**Problem to solve**:
Copy every entry word for word. Skip the pictures.

**Dataset rows**:

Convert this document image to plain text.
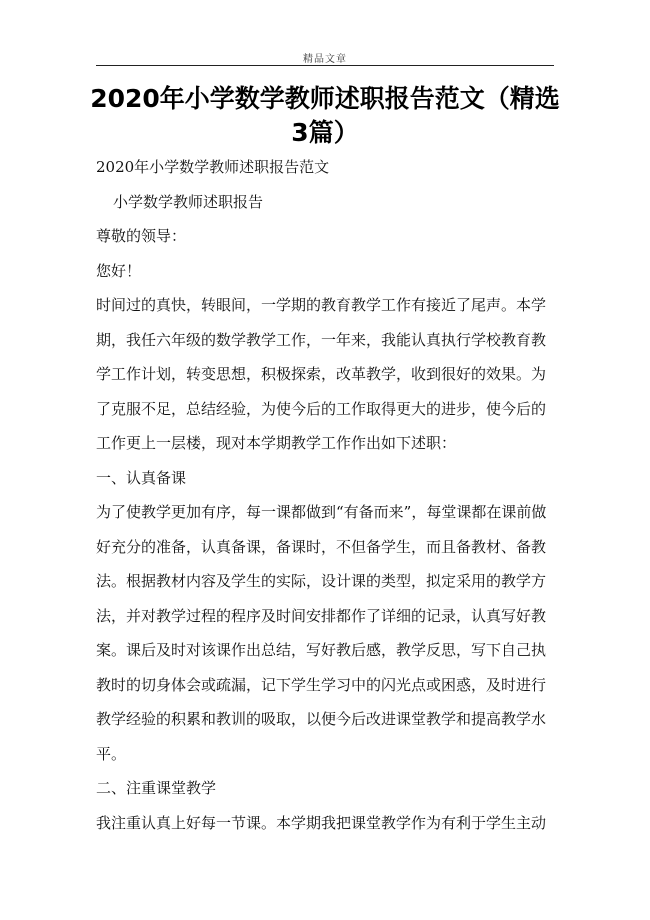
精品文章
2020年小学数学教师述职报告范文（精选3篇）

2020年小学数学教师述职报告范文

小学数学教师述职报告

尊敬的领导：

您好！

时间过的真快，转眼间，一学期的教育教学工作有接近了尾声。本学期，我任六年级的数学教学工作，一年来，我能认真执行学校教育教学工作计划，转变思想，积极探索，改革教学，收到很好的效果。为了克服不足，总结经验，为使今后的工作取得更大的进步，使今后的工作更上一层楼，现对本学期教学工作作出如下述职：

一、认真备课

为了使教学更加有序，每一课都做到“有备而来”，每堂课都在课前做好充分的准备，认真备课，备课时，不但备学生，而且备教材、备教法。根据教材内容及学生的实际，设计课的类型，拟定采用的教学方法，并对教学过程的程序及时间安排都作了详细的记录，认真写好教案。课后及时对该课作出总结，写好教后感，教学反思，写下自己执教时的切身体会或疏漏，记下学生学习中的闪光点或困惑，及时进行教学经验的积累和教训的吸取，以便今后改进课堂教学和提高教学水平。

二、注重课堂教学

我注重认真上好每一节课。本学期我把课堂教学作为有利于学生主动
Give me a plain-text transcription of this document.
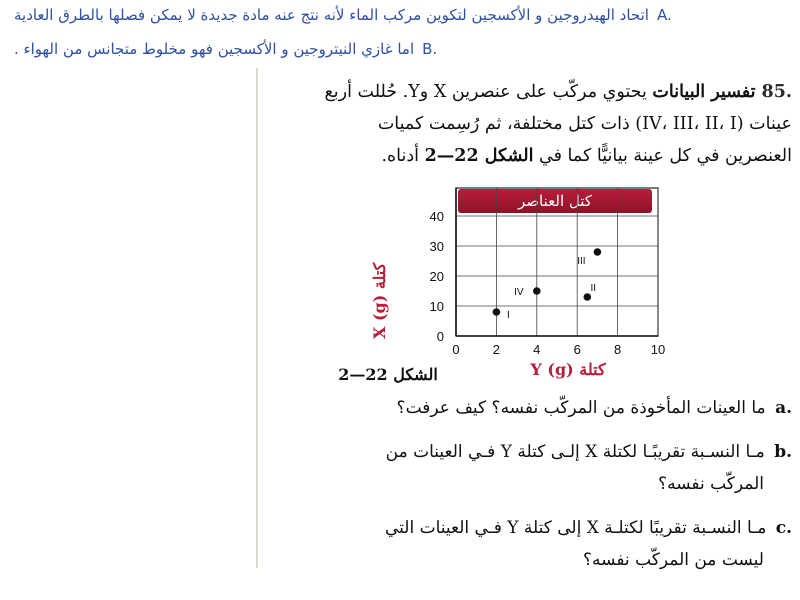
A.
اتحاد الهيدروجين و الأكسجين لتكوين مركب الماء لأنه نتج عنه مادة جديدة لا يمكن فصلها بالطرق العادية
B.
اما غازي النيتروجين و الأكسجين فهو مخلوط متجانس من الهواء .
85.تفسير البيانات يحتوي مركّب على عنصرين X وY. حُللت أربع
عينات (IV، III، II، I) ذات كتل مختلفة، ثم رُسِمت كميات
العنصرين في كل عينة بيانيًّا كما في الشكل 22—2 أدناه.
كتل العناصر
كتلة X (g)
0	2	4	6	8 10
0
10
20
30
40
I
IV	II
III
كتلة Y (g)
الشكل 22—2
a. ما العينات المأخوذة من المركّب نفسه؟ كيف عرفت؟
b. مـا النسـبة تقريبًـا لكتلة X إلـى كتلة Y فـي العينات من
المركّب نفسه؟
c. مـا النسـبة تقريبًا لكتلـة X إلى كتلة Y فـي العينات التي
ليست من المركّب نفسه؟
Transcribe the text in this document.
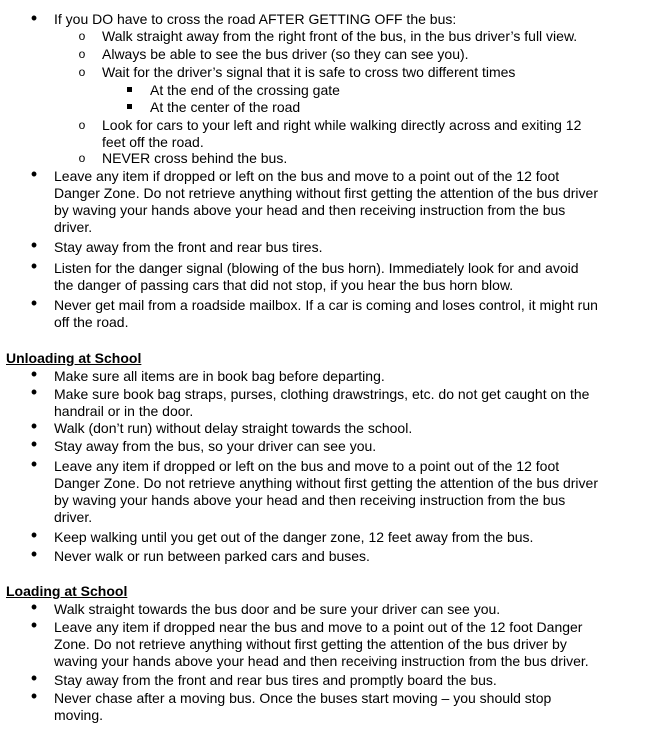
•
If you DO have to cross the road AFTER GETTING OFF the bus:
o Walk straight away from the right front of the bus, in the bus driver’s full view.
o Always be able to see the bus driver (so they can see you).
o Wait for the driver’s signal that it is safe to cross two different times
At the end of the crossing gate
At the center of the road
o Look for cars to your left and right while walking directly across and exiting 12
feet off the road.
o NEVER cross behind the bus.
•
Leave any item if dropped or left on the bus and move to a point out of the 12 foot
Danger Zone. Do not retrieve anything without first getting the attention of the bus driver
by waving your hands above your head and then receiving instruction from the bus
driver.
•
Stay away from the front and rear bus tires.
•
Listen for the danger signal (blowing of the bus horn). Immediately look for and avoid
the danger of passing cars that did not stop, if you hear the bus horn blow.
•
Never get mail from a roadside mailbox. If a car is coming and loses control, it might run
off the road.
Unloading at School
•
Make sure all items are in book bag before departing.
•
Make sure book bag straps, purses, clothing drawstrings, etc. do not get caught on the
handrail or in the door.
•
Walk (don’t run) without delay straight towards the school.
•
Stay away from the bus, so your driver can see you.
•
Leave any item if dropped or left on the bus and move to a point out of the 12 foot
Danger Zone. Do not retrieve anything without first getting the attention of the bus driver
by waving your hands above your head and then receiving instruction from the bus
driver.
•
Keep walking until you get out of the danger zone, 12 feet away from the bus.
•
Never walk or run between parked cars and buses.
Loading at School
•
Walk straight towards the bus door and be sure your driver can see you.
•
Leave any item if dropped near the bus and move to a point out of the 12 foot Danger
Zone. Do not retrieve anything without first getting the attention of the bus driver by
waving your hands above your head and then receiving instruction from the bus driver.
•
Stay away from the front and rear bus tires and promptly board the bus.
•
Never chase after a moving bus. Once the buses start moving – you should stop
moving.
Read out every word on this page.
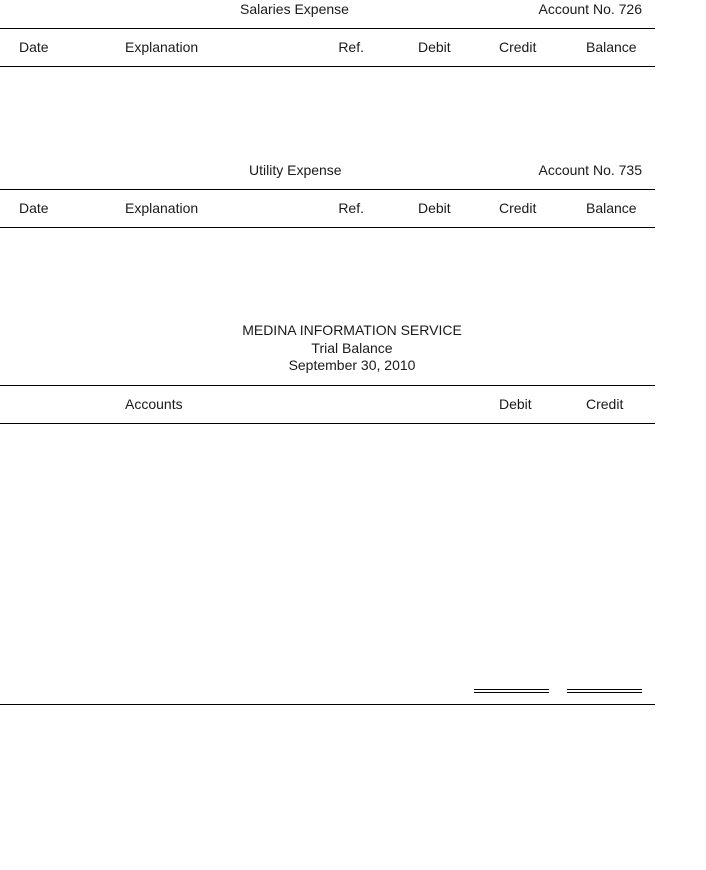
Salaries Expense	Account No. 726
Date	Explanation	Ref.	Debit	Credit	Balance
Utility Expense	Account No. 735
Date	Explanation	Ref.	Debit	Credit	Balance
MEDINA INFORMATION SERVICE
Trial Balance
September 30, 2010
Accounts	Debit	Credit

**Complete answer**:
Convert this document image to plain text.
精品文章
2020年小学数学教师述职报告范文（精选3篇）

2020年小学数学教师述职报告范文

小学数学教师述职报告

尊敬的领导：

您好！

时间过的真快，转眼间，一学期的教育教学工作有接近了尾声。本学期，我任六年级的数学教学工作，一年来，我能认真执行学校教育教学工作计划，转变思想，积极探索，改革教学，收到很好的效果。为了克服不足，总结经验，为使今后的工作取得更大的进步，使今后的工作更上一层楼，现对本学期教学工作作出如下述职：

一、认真备课

为了使教学更加有序，每一课都做到“有备而来”，每堂课都在课前做好充分的准备，认真备课，备课时，不但备学生，而且备教材、备教法。根据教材内容及学生的实际，设计课的类型，拟定采用的教学方法，并对教学过程的程序及时间安排都作了详细的记录，认真写好教案。课后及时对该课作出总结，写好教后感，教学反思，写下自己执教时的切身体会或疏漏，记下学生学习中的闪光点或困惑，及时进行教学经验的积累和教训的吸取，以便今后改进课堂教学和提高教学水平。

二、注重课堂教学

我注重认真上好每一节课。本学期我把课堂教学作为有利于学生主动
Give me a plain-text transcription of this document.
A.
اتحاد الهيدروجين و الأكسجين لتكوين مركب الماء لأنه نتج عنه مادة جديدة لا يمكن فصلها بالطرق العادية
B.
اما غازي النيتروجين و الأكسجين فهو مخلوط متجانس من الهواء .
85.تفسير البيانات يحتوي مركّب على عنصرين X وY. حُللت أربع
عينات (IV، III، II، I) ذات كتل مختلفة، ثم رُسِمت كميات
العنصرين في كل عينة بيانيًّا كما في الشكل 22—2 أدناه.
كتل العناصر
كتلة X (g)
0	2	4	6	8 10
0
10
20
30
40
I
IV	II
III
كتلة Y (g)
الشكل 22—2
a. ما العينات المأخوذة من المركّب نفسه؟ كيف عرفت؟
b. مـا النسـبة تقريبًـا لكتلة X إلـى كتلة Y فـي العينات من
المركّب نفسه؟
c. مـا النسـبة تقريبًا لكتلـة X إلى كتلة Y فـي العينات التي
ليست من المركّب نفسه؟
Transcribe the text in this document.
•
If you DO have to cross the road AFTER GETTING OFF the bus:
o Walk straight away from the right front of the bus, in the bus driver’s full view.
o Always be able to see the bus driver (so they can see you).
o Wait for the driver’s signal that it is safe to cross two different times
At the end of the crossing gate
At the center of the road
o Look for cars to your left and right while walking directly across and exiting 12
feet off the road.
o NEVER cross behind the bus.
•
Leave any item if dropped or left on the bus and move to a point out of the 12 foot
Danger Zone. Do not retrieve anything without first getting the attention of the bus driver
by waving your hands above your head and then receiving instruction from the bus
driver.
•
Stay away from the front and rear bus tires.
•
Listen for the danger signal (blowing of the bus horn). Immediately look for and avoid
the danger of passing cars that did not stop, if you hear the bus horn blow.
•
Never get mail from a roadside mailbox. If a car is coming and loses control, it might run
off the road.
Unloading at School
•
Make sure all items are in book bag before departing.
•
Make sure book bag straps, purses, clothing drawstrings, etc. do not get caught on the
handrail or in the door.
•
Walk (don’t run) without delay straight towards the school.
•
Stay away from the bus, so your driver can see you.
•
Leave any item if dropped or left on the bus and move to a point out of the 12 foot
Danger Zone. Do not retrieve anything without first getting the attention of the bus driver
by waving your hands above your head and then receiving instruction from the bus
driver.
•
Keep walking until you get out of the danger zone, 12 feet away from the bus.
•
Never walk or run between parked cars and buses.
Loading at School
•
Walk straight towards the bus door and be sure your driver can see you.
•
Leave any item if dropped near the bus and move to a point out of the 12 foot Danger
Zone. Do not retrieve anything without first getting the attention of the bus driver by
waving your hands above your head and then receiving instruction from the bus driver.
•
Stay away from the front and rear bus tires and promptly board the bus.
•
Never chase after a moving bus. Once the buses start moving – you should stop
moving.
Read out every word on this page.
Salaries Expense	Account No. 726
Date	Explanation	Ref.	Debit	Credit	Balance
Utility Expense	Account No. 735
Date	Explanation	Ref.	Debit	Credit	Balance
MEDINA INFORMATION SERVICE
Trial Balance
September 30, 2010
Accounts	Debit	Credit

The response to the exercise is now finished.